◆ Task description: Transcribe the listing word for word.
* Start Dataset rows *
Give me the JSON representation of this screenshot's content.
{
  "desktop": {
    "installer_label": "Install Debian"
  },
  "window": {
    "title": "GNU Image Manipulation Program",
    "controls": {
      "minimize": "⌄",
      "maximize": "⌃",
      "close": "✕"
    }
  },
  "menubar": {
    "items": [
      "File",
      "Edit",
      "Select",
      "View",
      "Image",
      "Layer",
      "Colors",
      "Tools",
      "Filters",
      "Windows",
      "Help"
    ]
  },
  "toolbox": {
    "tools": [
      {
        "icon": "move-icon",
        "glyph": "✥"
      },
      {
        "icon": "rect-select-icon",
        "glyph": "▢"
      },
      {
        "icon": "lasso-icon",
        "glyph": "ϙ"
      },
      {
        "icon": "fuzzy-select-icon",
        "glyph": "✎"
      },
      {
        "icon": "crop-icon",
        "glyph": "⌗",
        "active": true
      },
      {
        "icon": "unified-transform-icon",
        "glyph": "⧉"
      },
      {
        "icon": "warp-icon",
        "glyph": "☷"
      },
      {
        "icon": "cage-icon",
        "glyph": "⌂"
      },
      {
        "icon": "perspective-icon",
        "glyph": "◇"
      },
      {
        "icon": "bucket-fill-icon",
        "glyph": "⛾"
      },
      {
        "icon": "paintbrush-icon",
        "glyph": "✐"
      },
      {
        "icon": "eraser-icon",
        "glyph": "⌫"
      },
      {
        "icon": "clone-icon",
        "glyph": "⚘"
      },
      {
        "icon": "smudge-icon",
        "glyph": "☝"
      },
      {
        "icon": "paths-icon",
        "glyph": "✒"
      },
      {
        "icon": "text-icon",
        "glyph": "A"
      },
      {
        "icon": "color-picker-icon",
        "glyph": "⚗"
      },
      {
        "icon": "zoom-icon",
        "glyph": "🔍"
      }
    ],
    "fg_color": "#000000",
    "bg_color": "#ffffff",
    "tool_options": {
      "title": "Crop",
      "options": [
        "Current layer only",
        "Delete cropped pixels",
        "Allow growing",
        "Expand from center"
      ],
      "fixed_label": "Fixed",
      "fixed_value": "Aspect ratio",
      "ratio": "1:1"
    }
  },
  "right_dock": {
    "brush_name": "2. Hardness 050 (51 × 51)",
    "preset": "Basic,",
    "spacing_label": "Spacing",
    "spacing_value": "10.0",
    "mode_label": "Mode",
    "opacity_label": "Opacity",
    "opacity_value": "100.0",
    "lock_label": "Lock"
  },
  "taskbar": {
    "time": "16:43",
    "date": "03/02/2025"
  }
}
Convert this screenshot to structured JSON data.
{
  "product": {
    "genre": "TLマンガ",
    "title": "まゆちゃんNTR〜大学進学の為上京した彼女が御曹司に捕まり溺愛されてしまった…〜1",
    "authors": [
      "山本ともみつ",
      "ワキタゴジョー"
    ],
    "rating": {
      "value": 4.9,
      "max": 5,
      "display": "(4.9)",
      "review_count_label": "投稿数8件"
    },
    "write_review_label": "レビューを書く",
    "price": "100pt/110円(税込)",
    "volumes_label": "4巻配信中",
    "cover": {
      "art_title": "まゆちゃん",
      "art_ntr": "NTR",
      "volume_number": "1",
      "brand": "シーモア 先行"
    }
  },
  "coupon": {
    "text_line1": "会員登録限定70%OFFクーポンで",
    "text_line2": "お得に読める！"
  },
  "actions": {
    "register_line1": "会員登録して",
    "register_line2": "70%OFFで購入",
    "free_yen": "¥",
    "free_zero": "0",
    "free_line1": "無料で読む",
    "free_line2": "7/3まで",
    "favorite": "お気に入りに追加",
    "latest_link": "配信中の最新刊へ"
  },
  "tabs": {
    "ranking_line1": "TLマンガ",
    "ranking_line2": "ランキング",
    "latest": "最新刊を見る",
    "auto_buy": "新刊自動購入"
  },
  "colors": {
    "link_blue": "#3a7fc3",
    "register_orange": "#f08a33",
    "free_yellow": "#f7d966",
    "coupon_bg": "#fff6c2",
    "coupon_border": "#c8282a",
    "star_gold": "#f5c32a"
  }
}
* End Dataset rows *
◆ Written solution:
Give me the JSON representation of this screenshot's content.
{
  "desktop": {
    "installer_label": "Install Debian"
  },
  "window": {
    "title": "GNU Image Manipulation Program",
    "controls": {
      "minimize": "⌄",
      "maximize": "⌃",
      "close": "✕"
    }
  },
  "menubar": {
    "items": [
      "File",
      "Edit",
      "Select",
      "View",
      "Image",
      "Layer",
      "Colors",
      "Tools",
      "Filters",
      "Windows",
      "Help"
    ]
  },
  "toolbox": {
    "tools": [
      {
        "icon": "move-icon",
        "glyph": "✥"
      },
      {
        "icon": "rect-select-icon",
        "glyph": "▢"
      },
      {
        "icon": "lasso-icon",
        "glyph": "ϙ"
      },
      {
        "icon": "fuzzy-select-icon",
        "glyph": "✎"
      },
      {
        "icon": "crop-icon",
        "glyph": "⌗",
        "active": true
      },
      {
        "icon": "unified-transform-icon",
        "glyph": "⧉"
      },
      {
        "icon": "warp-icon",
        "glyph": "☷"
      },
      {
        "icon": "cage-icon",
        "glyph": "⌂"
      },
      {
        "icon": "perspective-icon",
        "glyph": "◇"
      },
      {
        "icon": "bucket-fill-icon",
        "glyph": "⛾"
      },
      {
        "icon": "paintbrush-icon",
        "glyph": "✐"
      },
      {
        "icon": "eraser-icon",
        "glyph": "⌫"
      },
      {
        "icon": "clone-icon",
        "glyph": "⚘"
      },
      {
        "icon": "smudge-icon",
        "glyph": "☝"
      },
      {
        "icon": "paths-icon",
        "glyph": "✒"
      },
      {
        "icon": "text-icon",
        "glyph": "A"
      },
      {
        "icon": "color-picker-icon",
        "glyph": "⚗"
      },
      {
        "icon": "zoom-icon",
        "glyph": "🔍"
      }
    ],
    "fg_color": "#000000",
    "bg_color": "#ffffff",
    "tool_options": {
      "title": "Crop",
      "options": [
        "Current layer only",
        "Delete cropped pixels",
        "Allow growing",
        "Expand from center"
      ],
      "fixed_label": "Fixed",
      "fixed_value": "Aspect ratio",
      "ratio": "1:1"
    }
  },
  "right_dock": {
    "brush_name": "2. Hardness 050 (51 × 51)",
    "preset": "Basic,",
    "spacing_label": "Spacing",
    "spacing_value": "10.0",
    "mode_label": "Mode",
    "opacity_label": "Opacity",
    "opacity_value": "100.0",
    "lock_label": "Lock"
  },
  "taskbar": {
    "time": "16:43",
    "date": "03/02/2025"
  }
}
Convert this screenshot to structured JSON data.
{
  "product": {
    "genre": "TLマンガ",
    "title": "まゆちゃんNTR〜大学進学の為上京した彼女が御曹司に捕まり溺愛されてしまった…〜1",
    "authors": [
      "山本ともみつ",
      "ワキタゴジョー"
    ],
    "rating": {
      "value": 4.9,
      "max": 5,
      "display": "(4.9)",
      "review_count_label": "投稿数8件"
    },
    "write_review_label": "レビューを書く",
    "price": "100pt/110円(税込)",
    "volumes_label": "4巻配信中",
    "cover": {
      "art_title": "まゆちゃん",
      "art_ntr": "NTR",
      "volume_number": "1",
      "brand": "シーモア 先行"
    }
  },
  "coupon": {
    "text_line1": "会員登録限定70%OFFクーポンで",
    "text_line2": "お得に読める！"
  },
  "actions": {
    "register_line1": "会員登録して",
    "register_line2": "70%OFFで購入",
    "free_yen": "¥",
    "free_zero": "0",
    "free_line1": "無料で読む",
    "free_line2": "7/3まで",
    "favorite": "お気に入りに追加",
    "latest_link": "配信中の最新刊へ"
  },
  "tabs": {
    "ranking_line1": "TLマンガ",
    "ranking_line2": "ランキング",
    "latest": "最新刊を見る",
    "auto_buy": "新刊自動購入"
  },
  "colors": {
    "link_blue": "#3a7fc3",
    "register_orange": "#f08a33",
    "free_yellow": "#f7d966",
    "coupon_bg": "#fff6c2",
    "coupon_border": "#c8282a",
    "star_gold": "#f5c32a"
  }
}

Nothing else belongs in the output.